*GOAL*.
Reproduce the records below in full and without edits, omitting images.

-- Start --

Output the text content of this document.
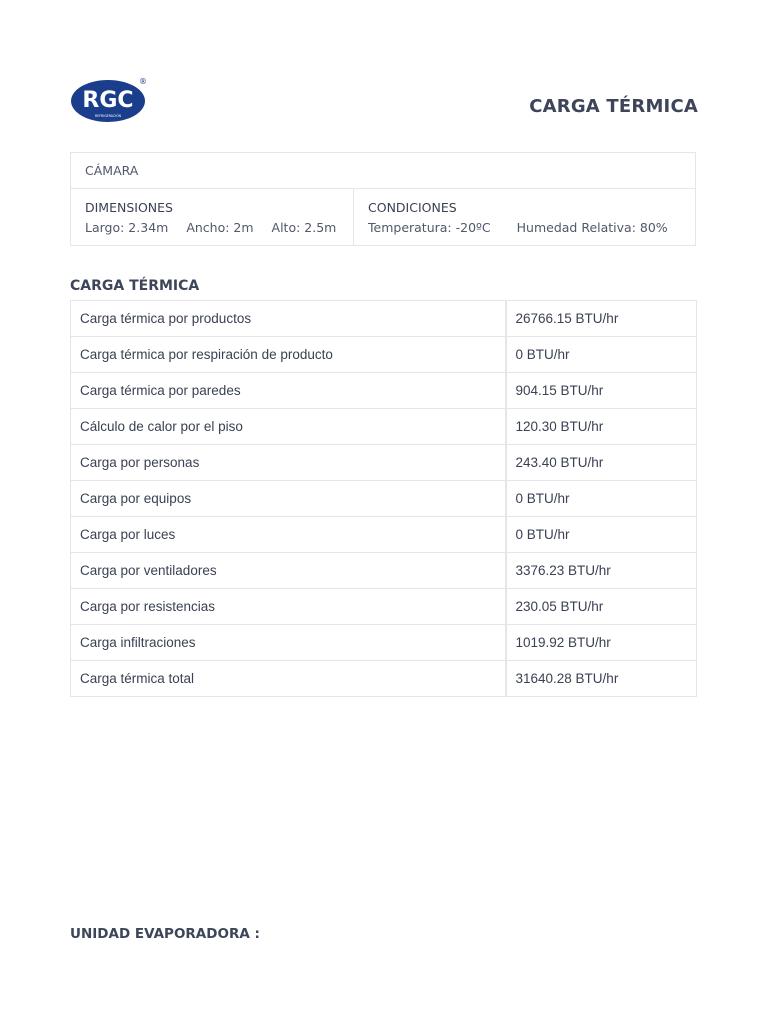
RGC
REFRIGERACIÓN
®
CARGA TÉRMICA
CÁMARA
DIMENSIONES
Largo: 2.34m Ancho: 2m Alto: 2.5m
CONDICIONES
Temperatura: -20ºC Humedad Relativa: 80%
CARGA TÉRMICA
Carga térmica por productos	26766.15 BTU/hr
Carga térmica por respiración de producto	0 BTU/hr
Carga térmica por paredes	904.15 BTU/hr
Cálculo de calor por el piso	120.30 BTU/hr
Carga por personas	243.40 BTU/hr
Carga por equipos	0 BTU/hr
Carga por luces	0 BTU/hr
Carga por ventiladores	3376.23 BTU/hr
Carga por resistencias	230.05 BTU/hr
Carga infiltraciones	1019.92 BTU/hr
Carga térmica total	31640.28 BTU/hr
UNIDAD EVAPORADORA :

-- End --

*CORRECT RESPONSE*.
Output the text content of this document.
RGC
REFRIGERACIÓN
®
CARGA TÉRMICA
CÁMARA
DIMENSIONES
Largo: 2.34m Ancho: 2m Alto: 2.5m
CONDICIONES
Temperatura: -20ºC Humedad Relativa: 80%
CARGA TÉRMICA
Carga térmica por productos	26766.15 BTU/hr
Carga térmica por respiración de producto	0 BTU/hr
Carga térmica por paredes	904.15 BTU/hr
Cálculo de calor por el piso	120.30 BTU/hr
Carga por personas	243.40 BTU/hr
Carga por equipos	0 BTU/hr
Carga por luces	0 BTU/hr
Carga por ventiladores	3376.23 BTU/hr
Carga por resistencias	230.05 BTU/hr
Carga infiltraciones	1019.92 BTU/hr
Carga térmica total	31640.28 BTU/hr
UNIDAD EVAPORADORA :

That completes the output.